Written problem
Extract each line where the string "CRBio" shows up.

Provided information
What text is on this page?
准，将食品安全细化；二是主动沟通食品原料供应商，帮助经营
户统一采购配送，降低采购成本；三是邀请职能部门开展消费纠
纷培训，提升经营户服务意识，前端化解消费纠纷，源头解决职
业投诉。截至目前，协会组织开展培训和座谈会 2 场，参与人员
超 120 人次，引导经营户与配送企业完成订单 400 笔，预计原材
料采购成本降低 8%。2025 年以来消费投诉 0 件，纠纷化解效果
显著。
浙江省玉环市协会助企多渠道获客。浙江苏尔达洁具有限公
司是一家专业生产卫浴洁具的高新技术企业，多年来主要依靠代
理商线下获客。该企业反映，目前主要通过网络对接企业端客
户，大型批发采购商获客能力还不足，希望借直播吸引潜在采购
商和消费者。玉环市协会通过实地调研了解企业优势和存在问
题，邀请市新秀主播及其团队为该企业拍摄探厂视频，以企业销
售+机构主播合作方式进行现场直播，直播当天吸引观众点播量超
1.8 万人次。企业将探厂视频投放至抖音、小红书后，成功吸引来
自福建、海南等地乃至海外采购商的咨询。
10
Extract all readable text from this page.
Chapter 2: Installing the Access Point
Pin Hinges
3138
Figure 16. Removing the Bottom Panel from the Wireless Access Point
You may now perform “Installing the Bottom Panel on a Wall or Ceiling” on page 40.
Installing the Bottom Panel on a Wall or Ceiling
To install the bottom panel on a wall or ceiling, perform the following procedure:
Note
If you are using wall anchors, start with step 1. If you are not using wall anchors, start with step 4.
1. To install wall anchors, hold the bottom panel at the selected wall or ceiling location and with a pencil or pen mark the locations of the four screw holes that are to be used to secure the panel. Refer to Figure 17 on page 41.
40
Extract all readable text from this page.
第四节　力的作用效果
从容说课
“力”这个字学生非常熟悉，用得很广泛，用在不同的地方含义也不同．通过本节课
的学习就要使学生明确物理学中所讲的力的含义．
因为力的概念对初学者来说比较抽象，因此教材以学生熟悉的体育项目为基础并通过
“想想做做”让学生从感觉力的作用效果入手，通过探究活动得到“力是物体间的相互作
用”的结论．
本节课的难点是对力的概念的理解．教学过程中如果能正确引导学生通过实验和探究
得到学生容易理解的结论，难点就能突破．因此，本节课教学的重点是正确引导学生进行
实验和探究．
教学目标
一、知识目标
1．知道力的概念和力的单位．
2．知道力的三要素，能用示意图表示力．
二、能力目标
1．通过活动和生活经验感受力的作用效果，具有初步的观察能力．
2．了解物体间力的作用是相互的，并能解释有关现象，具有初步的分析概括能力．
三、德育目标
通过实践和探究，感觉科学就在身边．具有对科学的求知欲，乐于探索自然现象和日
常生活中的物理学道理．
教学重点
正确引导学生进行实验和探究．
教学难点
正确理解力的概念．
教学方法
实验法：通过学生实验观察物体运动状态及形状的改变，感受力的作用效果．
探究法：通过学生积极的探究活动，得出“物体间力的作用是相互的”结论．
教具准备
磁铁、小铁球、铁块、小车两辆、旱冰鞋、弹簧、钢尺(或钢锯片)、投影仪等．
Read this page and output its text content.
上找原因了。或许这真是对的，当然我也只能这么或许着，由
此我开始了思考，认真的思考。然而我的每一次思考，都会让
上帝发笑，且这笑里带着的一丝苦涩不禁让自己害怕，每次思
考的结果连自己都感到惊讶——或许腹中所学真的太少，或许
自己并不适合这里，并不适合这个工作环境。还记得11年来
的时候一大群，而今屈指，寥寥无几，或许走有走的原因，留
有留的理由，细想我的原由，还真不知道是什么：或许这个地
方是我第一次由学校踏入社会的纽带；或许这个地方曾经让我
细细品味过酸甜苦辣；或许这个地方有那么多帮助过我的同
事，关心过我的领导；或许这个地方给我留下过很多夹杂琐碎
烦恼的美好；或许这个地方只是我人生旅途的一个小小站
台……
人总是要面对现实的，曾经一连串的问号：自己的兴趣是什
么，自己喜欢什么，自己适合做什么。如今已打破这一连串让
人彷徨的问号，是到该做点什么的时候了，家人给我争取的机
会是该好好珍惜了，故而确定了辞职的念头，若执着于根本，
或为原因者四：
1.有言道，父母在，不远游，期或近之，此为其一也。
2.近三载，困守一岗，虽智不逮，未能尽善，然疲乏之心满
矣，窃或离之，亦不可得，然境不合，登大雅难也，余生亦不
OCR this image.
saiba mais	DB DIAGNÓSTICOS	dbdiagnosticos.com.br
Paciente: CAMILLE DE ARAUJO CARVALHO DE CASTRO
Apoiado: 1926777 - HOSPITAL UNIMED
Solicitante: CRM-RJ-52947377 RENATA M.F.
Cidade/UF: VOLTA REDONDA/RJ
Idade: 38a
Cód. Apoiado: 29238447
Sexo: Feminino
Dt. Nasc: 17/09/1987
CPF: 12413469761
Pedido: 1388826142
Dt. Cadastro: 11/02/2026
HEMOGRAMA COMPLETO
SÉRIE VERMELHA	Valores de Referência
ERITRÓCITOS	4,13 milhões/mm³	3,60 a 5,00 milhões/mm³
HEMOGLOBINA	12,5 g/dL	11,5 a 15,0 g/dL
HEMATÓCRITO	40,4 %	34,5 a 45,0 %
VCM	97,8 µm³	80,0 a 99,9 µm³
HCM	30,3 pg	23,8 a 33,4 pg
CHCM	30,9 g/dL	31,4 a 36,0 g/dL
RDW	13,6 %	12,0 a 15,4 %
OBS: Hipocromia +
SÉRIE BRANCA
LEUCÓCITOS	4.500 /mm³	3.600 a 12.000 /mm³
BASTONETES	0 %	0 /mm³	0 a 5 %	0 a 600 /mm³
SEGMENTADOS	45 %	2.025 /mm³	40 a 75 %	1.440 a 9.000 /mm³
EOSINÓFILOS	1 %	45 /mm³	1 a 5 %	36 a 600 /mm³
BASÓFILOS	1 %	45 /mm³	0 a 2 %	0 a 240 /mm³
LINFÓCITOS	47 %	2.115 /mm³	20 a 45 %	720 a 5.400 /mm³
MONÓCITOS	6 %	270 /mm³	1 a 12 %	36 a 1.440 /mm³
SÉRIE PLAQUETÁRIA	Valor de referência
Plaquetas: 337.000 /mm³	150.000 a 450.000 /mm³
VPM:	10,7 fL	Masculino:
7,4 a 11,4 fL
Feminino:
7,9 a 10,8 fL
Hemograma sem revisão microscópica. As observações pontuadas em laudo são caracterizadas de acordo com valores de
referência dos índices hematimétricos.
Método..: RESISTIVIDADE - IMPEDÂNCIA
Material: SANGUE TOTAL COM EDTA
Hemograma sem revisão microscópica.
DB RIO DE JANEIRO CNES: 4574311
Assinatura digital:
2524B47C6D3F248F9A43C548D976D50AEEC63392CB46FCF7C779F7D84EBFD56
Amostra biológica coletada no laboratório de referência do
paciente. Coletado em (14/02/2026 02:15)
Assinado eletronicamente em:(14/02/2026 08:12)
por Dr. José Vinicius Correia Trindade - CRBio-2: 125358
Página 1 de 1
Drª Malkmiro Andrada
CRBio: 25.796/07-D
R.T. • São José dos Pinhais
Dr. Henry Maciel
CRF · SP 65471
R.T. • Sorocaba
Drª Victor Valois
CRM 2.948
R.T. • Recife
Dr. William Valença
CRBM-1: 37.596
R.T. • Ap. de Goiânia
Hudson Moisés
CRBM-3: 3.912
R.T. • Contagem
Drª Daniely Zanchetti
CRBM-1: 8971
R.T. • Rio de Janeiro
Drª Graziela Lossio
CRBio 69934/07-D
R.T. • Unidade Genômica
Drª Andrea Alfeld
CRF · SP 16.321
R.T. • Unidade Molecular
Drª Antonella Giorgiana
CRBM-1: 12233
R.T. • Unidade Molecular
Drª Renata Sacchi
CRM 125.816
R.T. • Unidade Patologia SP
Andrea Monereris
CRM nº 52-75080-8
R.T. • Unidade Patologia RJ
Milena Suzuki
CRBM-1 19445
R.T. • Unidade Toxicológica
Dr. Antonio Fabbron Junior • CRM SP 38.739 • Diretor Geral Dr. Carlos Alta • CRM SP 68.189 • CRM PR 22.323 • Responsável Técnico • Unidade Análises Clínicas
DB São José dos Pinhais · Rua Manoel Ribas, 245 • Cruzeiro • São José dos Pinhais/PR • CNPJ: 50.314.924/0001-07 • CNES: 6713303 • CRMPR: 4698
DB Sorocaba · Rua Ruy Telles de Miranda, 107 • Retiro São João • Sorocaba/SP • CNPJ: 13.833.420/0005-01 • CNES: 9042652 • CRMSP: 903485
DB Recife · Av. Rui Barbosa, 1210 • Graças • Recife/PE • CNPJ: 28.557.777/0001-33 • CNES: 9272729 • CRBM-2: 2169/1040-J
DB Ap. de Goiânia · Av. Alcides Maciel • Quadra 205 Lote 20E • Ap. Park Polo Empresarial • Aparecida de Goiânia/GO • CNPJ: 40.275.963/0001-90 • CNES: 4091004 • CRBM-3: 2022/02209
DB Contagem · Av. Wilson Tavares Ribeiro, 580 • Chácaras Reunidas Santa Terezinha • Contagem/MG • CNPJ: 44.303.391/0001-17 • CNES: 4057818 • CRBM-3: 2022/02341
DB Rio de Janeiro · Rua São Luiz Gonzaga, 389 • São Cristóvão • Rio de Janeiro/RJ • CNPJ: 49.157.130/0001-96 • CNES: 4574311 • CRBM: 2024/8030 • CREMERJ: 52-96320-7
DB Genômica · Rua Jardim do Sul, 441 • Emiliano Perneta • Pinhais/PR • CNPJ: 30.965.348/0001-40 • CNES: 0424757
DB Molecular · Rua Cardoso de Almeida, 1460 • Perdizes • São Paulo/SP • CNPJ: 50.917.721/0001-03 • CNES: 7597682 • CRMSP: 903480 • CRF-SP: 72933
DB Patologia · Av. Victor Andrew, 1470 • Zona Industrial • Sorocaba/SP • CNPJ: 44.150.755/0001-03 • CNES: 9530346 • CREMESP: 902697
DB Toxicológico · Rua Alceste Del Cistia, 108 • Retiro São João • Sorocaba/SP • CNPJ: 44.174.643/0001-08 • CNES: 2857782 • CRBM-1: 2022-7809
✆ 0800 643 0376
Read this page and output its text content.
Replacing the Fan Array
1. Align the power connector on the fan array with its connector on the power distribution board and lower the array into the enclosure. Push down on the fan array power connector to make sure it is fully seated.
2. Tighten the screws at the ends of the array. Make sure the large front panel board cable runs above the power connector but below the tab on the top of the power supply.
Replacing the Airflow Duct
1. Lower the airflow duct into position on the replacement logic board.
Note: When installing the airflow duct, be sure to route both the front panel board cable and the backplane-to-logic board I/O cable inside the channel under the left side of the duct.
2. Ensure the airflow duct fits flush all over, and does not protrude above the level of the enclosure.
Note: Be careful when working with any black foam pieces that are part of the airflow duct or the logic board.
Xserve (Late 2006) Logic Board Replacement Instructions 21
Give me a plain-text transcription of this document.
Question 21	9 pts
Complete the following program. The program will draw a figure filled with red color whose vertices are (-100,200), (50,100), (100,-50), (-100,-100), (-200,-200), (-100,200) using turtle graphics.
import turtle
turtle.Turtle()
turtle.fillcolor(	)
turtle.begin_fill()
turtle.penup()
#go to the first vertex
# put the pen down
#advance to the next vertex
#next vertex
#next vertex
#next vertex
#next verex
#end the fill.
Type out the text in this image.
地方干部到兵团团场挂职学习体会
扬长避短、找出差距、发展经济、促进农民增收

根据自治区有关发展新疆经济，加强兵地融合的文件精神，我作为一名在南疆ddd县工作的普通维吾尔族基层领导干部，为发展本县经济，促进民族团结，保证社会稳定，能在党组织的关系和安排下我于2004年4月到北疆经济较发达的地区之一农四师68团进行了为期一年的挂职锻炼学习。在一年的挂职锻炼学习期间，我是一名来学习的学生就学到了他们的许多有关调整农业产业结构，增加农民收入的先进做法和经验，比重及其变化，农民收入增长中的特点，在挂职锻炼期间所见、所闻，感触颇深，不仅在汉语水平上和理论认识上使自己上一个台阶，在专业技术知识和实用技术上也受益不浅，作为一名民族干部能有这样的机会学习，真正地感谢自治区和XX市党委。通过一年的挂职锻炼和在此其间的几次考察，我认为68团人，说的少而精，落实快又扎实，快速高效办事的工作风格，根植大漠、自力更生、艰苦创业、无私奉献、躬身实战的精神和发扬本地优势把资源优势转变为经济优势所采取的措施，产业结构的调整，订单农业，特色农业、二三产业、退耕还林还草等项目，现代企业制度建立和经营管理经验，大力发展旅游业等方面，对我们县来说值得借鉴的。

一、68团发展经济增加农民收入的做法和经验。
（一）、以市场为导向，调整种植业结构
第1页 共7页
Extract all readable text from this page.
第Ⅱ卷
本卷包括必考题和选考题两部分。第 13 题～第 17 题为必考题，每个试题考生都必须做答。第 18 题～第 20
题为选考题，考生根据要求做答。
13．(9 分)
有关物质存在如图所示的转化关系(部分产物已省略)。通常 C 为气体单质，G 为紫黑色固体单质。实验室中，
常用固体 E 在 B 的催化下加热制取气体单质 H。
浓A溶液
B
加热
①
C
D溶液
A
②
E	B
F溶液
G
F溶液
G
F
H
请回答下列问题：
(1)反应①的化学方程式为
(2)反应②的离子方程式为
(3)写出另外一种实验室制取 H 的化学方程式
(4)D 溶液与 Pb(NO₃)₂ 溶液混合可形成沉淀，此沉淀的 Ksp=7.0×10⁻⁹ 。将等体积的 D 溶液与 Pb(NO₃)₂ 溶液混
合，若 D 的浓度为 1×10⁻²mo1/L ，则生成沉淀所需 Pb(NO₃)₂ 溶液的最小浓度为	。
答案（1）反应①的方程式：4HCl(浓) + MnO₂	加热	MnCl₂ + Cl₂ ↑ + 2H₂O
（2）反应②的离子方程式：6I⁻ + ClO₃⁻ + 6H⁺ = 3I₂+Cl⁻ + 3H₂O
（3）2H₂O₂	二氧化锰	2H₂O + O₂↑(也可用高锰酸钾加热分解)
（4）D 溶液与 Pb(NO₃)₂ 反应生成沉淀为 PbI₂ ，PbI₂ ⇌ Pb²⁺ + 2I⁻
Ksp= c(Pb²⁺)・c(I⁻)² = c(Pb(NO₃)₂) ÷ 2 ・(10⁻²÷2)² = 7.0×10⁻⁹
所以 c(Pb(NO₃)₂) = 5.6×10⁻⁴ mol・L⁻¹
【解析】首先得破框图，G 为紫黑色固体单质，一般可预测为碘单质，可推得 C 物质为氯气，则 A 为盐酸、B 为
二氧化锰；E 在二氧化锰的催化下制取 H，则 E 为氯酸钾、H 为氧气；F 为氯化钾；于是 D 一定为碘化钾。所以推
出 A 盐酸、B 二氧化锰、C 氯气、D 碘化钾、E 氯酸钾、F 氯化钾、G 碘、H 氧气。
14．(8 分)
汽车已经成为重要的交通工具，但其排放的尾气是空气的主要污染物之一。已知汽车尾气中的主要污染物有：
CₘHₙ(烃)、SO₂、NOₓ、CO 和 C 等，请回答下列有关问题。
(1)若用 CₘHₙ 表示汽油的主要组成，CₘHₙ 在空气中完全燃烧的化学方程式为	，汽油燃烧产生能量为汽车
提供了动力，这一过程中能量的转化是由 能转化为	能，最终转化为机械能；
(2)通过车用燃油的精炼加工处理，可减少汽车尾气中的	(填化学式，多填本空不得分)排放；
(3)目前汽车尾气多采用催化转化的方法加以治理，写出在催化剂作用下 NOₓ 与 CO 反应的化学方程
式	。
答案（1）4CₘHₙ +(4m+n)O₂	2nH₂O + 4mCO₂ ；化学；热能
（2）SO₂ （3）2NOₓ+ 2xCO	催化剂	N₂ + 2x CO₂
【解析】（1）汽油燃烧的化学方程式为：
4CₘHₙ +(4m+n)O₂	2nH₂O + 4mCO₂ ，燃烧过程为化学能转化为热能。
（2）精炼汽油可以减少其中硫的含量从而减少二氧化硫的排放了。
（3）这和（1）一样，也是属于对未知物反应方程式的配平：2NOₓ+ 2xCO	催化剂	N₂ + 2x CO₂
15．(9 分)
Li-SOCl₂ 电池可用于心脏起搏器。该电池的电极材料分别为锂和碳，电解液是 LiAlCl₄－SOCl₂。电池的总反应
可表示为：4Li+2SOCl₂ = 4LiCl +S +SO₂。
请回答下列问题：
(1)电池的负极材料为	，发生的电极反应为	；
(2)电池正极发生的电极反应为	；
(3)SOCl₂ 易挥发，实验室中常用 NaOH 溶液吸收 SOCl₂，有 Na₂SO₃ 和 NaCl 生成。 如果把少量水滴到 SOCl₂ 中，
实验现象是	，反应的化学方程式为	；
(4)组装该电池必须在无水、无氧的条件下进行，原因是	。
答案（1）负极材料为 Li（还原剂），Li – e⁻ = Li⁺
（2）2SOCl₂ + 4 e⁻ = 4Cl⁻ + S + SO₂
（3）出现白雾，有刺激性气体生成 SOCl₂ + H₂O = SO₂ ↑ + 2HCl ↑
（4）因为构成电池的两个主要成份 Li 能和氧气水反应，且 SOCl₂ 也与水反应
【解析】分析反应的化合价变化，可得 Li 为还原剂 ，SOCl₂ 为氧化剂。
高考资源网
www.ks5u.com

Exercise solution
por Dr. José Vinicius Correia Trindade - CRBio-2: 125358
CRBio: 25.796/07-D
CRBio 69934/07-D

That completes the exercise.